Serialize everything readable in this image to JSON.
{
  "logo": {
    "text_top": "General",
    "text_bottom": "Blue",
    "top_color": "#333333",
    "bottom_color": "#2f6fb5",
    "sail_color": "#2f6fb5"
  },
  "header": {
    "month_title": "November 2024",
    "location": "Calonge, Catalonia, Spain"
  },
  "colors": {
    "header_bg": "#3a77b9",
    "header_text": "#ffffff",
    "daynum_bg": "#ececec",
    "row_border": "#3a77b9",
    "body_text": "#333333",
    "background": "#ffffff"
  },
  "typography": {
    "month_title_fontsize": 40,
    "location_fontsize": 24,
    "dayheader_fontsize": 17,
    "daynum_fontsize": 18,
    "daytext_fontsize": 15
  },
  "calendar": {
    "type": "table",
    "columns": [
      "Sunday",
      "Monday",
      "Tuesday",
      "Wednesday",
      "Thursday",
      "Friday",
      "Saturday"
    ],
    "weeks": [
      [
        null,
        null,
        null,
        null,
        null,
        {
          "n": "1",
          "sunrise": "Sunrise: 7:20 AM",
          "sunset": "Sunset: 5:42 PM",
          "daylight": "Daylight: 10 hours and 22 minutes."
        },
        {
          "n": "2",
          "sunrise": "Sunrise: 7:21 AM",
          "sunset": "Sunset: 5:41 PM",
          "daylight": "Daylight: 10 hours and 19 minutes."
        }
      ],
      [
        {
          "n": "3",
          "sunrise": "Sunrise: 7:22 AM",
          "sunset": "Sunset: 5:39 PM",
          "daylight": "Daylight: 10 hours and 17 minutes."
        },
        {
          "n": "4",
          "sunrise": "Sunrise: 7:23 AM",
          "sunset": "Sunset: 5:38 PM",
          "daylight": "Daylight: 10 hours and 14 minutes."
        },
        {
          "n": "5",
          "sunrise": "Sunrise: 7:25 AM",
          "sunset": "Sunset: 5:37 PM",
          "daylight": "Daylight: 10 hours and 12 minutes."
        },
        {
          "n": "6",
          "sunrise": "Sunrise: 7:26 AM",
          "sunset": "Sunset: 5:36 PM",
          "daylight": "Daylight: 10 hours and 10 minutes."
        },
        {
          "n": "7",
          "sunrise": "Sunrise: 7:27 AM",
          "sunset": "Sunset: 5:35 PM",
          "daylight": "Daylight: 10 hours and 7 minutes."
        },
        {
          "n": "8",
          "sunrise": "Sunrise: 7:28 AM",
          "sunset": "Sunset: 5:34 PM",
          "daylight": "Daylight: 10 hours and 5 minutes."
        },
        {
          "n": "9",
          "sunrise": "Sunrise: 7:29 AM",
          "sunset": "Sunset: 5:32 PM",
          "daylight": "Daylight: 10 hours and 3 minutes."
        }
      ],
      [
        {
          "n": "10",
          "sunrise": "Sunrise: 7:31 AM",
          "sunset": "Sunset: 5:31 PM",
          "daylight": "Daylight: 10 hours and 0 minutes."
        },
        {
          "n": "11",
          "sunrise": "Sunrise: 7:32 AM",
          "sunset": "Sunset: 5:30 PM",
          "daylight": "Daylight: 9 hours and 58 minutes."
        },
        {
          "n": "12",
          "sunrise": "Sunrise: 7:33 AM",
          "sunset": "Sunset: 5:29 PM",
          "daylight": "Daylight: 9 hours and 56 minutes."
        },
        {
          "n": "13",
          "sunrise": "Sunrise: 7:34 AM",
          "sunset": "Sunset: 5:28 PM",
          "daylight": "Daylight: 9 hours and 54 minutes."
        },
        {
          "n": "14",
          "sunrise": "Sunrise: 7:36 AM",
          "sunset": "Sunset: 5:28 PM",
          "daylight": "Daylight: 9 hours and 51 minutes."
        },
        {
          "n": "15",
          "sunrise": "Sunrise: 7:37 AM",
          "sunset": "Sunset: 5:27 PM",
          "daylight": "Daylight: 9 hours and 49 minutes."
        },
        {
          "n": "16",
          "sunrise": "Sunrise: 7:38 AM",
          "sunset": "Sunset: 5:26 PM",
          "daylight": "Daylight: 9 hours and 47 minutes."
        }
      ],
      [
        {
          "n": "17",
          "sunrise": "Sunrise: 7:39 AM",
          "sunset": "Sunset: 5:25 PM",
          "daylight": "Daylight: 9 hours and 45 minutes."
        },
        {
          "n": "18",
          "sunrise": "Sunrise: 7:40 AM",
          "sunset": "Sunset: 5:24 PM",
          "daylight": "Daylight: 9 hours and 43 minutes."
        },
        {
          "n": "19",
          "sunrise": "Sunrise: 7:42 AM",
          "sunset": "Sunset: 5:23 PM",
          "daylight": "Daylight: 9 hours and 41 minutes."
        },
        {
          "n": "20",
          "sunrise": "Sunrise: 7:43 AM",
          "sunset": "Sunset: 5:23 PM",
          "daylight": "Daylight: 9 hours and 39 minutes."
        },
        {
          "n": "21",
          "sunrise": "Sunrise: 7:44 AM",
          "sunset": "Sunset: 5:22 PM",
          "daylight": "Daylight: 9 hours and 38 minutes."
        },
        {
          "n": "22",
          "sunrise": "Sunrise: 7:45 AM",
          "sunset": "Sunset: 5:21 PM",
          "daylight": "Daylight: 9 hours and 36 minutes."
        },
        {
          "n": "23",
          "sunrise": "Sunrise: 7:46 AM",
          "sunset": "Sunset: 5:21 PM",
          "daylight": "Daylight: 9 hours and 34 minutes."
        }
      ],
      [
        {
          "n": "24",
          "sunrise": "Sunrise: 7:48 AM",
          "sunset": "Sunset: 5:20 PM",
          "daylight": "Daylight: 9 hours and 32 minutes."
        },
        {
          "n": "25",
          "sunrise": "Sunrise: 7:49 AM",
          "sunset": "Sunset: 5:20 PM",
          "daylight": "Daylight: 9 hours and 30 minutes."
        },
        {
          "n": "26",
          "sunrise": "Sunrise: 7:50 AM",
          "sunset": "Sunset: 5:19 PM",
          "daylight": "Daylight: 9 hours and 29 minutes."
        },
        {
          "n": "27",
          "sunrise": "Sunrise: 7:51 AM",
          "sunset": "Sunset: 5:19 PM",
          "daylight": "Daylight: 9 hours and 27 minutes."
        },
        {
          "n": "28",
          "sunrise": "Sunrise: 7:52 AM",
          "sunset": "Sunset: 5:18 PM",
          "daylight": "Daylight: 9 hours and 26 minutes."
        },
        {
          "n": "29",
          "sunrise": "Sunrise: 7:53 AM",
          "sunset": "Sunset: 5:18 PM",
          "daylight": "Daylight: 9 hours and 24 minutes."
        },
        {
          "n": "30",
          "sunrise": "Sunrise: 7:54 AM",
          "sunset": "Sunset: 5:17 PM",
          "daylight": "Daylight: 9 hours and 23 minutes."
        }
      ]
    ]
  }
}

•••

▶ [Aim of the task] Write out the records above again, keeping each one identical to the original.

▶ [Solved problem]
Serialize everything readable in this image to JSON.
{
  "logo": {
    "text_top": "General",
    "text_bottom": "Blue",
    "top_color": "#333333",
    "bottom_color": "#2f6fb5",
    "sail_color": "#2f6fb5"
  },
  "header": {
    "month_title": "November 2024",
    "location": "Calonge, Catalonia, Spain"
  },
  "colors": {
    "header_bg": "#3a77b9",
    "header_text": "#ffffff",
    "daynum_bg": "#ececec",
    "row_border": "#3a77b9",
    "body_text": "#333333",
    "background": "#ffffff"
  },
  "typography": {
    "month_title_fontsize": 40,
    "location_fontsize": 24,
    "dayheader_fontsize": 17,
    "daynum_fontsize": 18,
    "daytext_fontsize": 15
  },
  "calendar": {
    "type": "table",
    "columns": [
      "Sunday",
      "Monday",
      "Tuesday",
      "Wednesday",
      "Thursday",
      "Friday",
      "Saturday"
    ],
    "weeks": [
      [
        null,
        null,
        null,
        null,
        null,
        {
          "n": "1",
          "sunrise": "Sunrise: 7:20 AM",
          "sunset": "Sunset: 5:42 PM",
          "daylight": "Daylight: 10 hours and 22 minutes."
        },
        {
          "n": "2",
          "sunrise": "Sunrise: 7:21 AM",
          "sunset": "Sunset: 5:41 PM",
          "daylight": "Daylight: 10 hours and 19 minutes."
        }
      ],
      [
        {
          "n": "3",
          "sunrise": "Sunrise: 7:22 AM",
          "sunset": "Sunset: 5:39 PM",
          "daylight": "Daylight: 10 hours and 17 minutes."
        },
        {
          "n": "4",
          "sunrise": "Sunrise: 7:23 AM",
          "sunset": "Sunset: 5:38 PM",
          "daylight": "Daylight: 10 hours and 14 minutes."
        },
        {
          "n": "5",
          "sunrise": "Sunrise: 7:25 AM",
          "sunset": "Sunset: 5:37 PM",
          "daylight": "Daylight: 10 hours and 12 minutes."
        },
        {
          "n": "6",
          "sunrise": "Sunrise: 7:26 AM",
          "sunset": "Sunset: 5:36 PM",
          "daylight": "Daylight: 10 hours and 10 minutes."
        },
        {
          "n": "7",
          "sunrise": "Sunrise: 7:27 AM",
          "sunset": "Sunset: 5:35 PM",
          "daylight": "Daylight: 10 hours and 7 minutes."
        },
        {
          "n": "8",
          "sunrise": "Sunrise: 7:28 AM",
          "sunset": "Sunset: 5:34 PM",
          "daylight": "Daylight: 10 hours and 5 minutes."
        },
        {
          "n": "9",
          "sunrise": "Sunrise: 7:29 AM",
          "sunset": "Sunset: 5:32 PM",
          "daylight": "Daylight: 10 hours and 3 minutes."
        }
      ],
      [
        {
          "n": "10",
          "sunrise": "Sunrise: 7:31 AM",
          "sunset": "Sunset: 5:31 PM",
          "daylight": "Daylight: 10 hours and 0 minutes."
        },
        {
          "n": "11",
          "sunrise": "Sunrise: 7:32 AM",
          "sunset": "Sunset: 5:30 PM",
          "daylight": "Daylight: 9 hours and 58 minutes."
        },
        {
          "n": "12",
          "sunrise": "Sunrise: 7:33 AM",
          "sunset": "Sunset: 5:29 PM",
          "daylight": "Daylight: 9 hours and 56 minutes."
        },
        {
          "n": "13",
          "sunrise": "Sunrise: 7:34 AM",
          "sunset": "Sunset: 5:28 PM",
          "daylight": "Daylight: 9 hours and 54 minutes."
        },
        {
          "n": "14",
          "sunrise": "Sunrise: 7:36 AM",
          "sunset": "Sunset: 5:28 PM",
          "daylight": "Daylight: 9 hours and 51 minutes."
        },
        {
          "n": "15",
          "sunrise": "Sunrise: 7:37 AM",
          "sunset": "Sunset: 5:27 PM",
          "daylight": "Daylight: 9 hours and 49 minutes."
        },
        {
          "n": "16",
          "sunrise": "Sunrise: 7:38 AM",
          "sunset": "Sunset: 5:26 PM",
          "daylight": "Daylight: 9 hours and 47 minutes."
        }
      ],
      [
        {
          "n": "17",
          "sunrise": "Sunrise: 7:39 AM",
          "sunset": "Sunset: 5:25 PM",
          "daylight": "Daylight: 9 hours and 45 minutes."
        },
        {
          "n": "18",
          "sunrise": "Sunrise: 7:40 AM",
          "sunset": "Sunset: 5:24 PM",
          "daylight": "Daylight: 9 hours and 43 minutes."
        },
        {
          "n": "19",
          "sunrise": "Sunrise: 7:42 AM",
          "sunset": "Sunset: 5:23 PM",
          "daylight": "Daylight: 9 hours and 41 minutes."
        },
        {
          "n": "20",
          "sunrise": "Sunrise: 7:43 AM",
          "sunset": "Sunset: 5:23 PM",
          "daylight": "Daylight: 9 hours and 39 minutes."
        },
        {
          "n": "21",
          "sunrise": "Sunrise: 7:44 AM",
          "sunset": "Sunset: 5:22 PM",
          "daylight": "Daylight: 9 hours and 38 minutes."
        },
        {
          "n": "22",
          "sunrise": "Sunrise: 7:45 AM",
          "sunset": "Sunset: 5:21 PM",
          "daylight": "Daylight: 9 hours and 36 minutes."
        },
        {
          "n": "23",
          "sunrise": "Sunrise: 7:46 AM",
          "sunset": "Sunset: 5:21 PM",
          "daylight": "Daylight: 9 hours and 34 minutes."
        }
      ],
      [
        {
          "n": "24",
          "sunrise": "Sunrise: 7:48 AM",
          "sunset": "Sunset: 5:20 PM",
          "daylight": "Daylight: 9 hours and 32 minutes."
        },
        {
          "n": "25",
          "sunrise": "Sunrise: 7:49 AM",
          "sunset": "Sunset: 5:20 PM",
          "daylight": "Daylight: 9 hours and 30 minutes."
        },
        {
          "n": "26",
          "sunrise": "Sunrise: 7:50 AM",
          "sunset": "Sunset: 5:19 PM",
          "daylight": "Daylight: 9 hours and 29 minutes."
        },
        {
          "n": "27",
          "sunrise": "Sunrise: 7:51 AM",
          "sunset": "Sunset: 5:19 PM",
          "daylight": "Daylight: 9 hours and 27 minutes."
        },
        {
          "n": "28",
          "sunrise": "Sunrise: 7:52 AM",
          "sunset": "Sunset: 5:18 PM",
          "daylight": "Daylight: 9 hours and 26 minutes."
        },
        {
          "n": "29",
          "sunrise": "Sunrise: 7:53 AM",
          "sunset": "Sunset: 5:18 PM",
          "daylight": "Daylight: 9 hours and 24 minutes."
        },
        {
          "n": "30",
          "sunrise": "Sunrise: 7:54 AM",
          "sunset": "Sunset: 5:17 PM",
          "daylight": "Daylight: 9 hours and 23 minutes."
        }
      ]
    ]
  }
}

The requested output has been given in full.